--- start ---

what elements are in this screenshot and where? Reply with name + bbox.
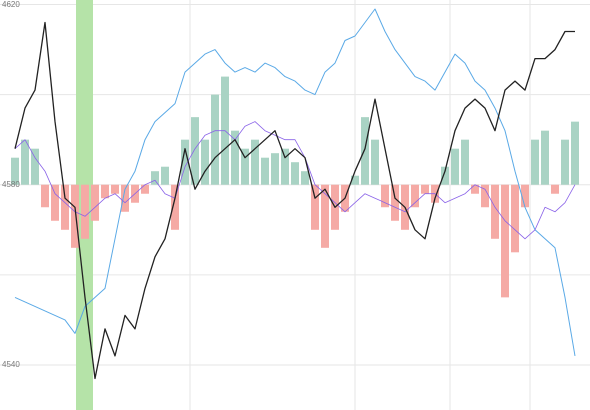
diff-bar	[51, 184, 59, 221]
diff-bar	[81, 184, 89, 239]
diff-bar	[541, 130, 549, 185]
diff-bar	[561, 139, 569, 185]
series-line	[14, 8, 576, 356]
diff-bar	[441, 166, 449, 185]
diff-bar	[191, 117, 199, 185]
diff-bar	[501, 184, 509, 298]
diff-bar	[91, 184, 99, 221]
diff-bar	[21, 139, 29, 185]
diff-bar	[421, 184, 429, 194]
diff-bar	[361, 117, 369, 185]
diff-bar	[531, 139, 539, 185]
diff-bar	[141, 184, 149, 194]
diff-bar	[101, 184, 109, 199]
y-tick-label: 4580	[2, 180, 20, 189]
diff-bar	[281, 148, 289, 185]
diff-bar	[161, 166, 169, 185]
series-line	[14, 21, 575, 380]
diff-bar	[201, 139, 209, 185]
diff-bar	[461, 139, 469, 185]
diff-bar	[211, 94, 219, 185]
diff-bar	[171, 184, 179, 230]
diff-bar	[551, 184, 559, 194]
diff-bar	[521, 184, 529, 208]
diff-bar	[411, 184, 419, 208]
diff-bar	[261, 157, 269, 185]
diff-bar	[491, 184, 499, 239]
diff-bar	[391, 184, 399, 221]
diff-bar	[71, 184, 79, 248]
diff-bar	[241, 148, 249, 185]
diff-bar	[61, 184, 69, 230]
diff-bar	[371, 139, 379, 185]
diff-bar	[571, 121, 579, 185]
y-tick-label: 4620	[2, 0, 20, 9]
diff-bar	[451, 148, 459, 185]
diff-bar	[471, 184, 479, 194]
diff-bar	[111, 184, 119, 194]
diff-bar	[291, 162, 299, 185]
diff-bar	[271, 153, 279, 185]
diff-bar	[351, 175, 359, 185]
diff-bar	[511, 184, 519, 253]
series-line	[14, 121, 576, 240]
diff-bar	[481, 184, 489, 208]
diff-bar	[311, 184, 319, 230]
diff-bar	[231, 130, 239, 185]
diff-bar	[121, 184, 129, 212]
diff-bar	[31, 148, 39, 185]
y-tick-label: 4540	[2, 360, 20, 369]
diff-bar	[151, 171, 159, 185]
diff-bar	[251, 139, 259, 185]
diff-bar	[181, 139, 189, 185]
diff-bar	[301, 171, 309, 185]
diff-bar	[321, 184, 329, 248]
diff-bar	[41, 184, 49, 208]
diff-bar	[11, 157, 19, 185]
diff-bar	[381, 184, 389, 208]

--- end ---

Your task:
Print the material above line for line with no changes, but leave the picture out.

Answer to this problem:
what elements are in this screenshot and where? Reply with name + bbox.
diff-bar	[51, 184, 59, 221]
diff-bar	[81, 184, 89, 239]
diff-bar	[541, 130, 549, 185]
diff-bar	[561, 139, 569, 185]
series-line	[14, 8, 576, 356]
diff-bar	[441, 166, 449, 185]
diff-bar	[191, 117, 199, 185]
diff-bar	[501, 184, 509, 298]
diff-bar	[91, 184, 99, 221]
diff-bar	[21, 139, 29, 185]
diff-bar	[421, 184, 429, 194]
diff-bar	[361, 117, 369, 185]
diff-bar	[531, 139, 539, 185]
diff-bar	[141, 184, 149, 194]
diff-bar	[101, 184, 109, 199]
y-tick-label: 4580	[2, 180, 20, 189]
diff-bar	[281, 148, 289, 185]
diff-bar	[161, 166, 169, 185]
series-line	[14, 21, 575, 380]
diff-bar	[201, 139, 209, 185]
diff-bar	[461, 139, 469, 185]
diff-bar	[211, 94, 219, 185]
diff-bar	[171, 184, 179, 230]
diff-bar	[551, 184, 559, 194]
diff-bar	[521, 184, 529, 208]
diff-bar	[411, 184, 419, 208]
diff-bar	[261, 157, 269, 185]
diff-bar	[491, 184, 499, 239]
diff-bar	[391, 184, 399, 221]
diff-bar	[71, 184, 79, 248]
diff-bar	[241, 148, 249, 185]
diff-bar	[61, 184, 69, 230]
diff-bar	[371, 139, 379, 185]
diff-bar	[571, 121, 579, 185]
y-tick-label: 4620	[2, 0, 20, 9]
diff-bar	[451, 148, 459, 185]
diff-bar	[471, 184, 479, 194]
diff-bar	[111, 184, 119, 194]
diff-bar	[291, 162, 299, 185]
diff-bar	[271, 153, 279, 185]
diff-bar	[351, 175, 359, 185]
diff-bar	[511, 184, 519, 253]
series-line	[14, 121, 576, 240]
diff-bar	[481, 184, 489, 208]
diff-bar	[311, 184, 319, 230]
diff-bar	[231, 130, 239, 185]
diff-bar	[121, 184, 129, 212]
diff-bar	[31, 148, 39, 185]
y-tick-label: 4540	[2, 360, 20, 369]
diff-bar	[151, 171, 159, 185]
diff-bar	[251, 139, 259, 185]
diff-bar	[181, 139, 189, 185]
diff-bar	[301, 171, 309, 185]
diff-bar	[321, 184, 329, 248]
diff-bar	[41, 184, 49, 208]
diff-bar	[11, 157, 19, 185]
diff-bar	[381, 184, 389, 208]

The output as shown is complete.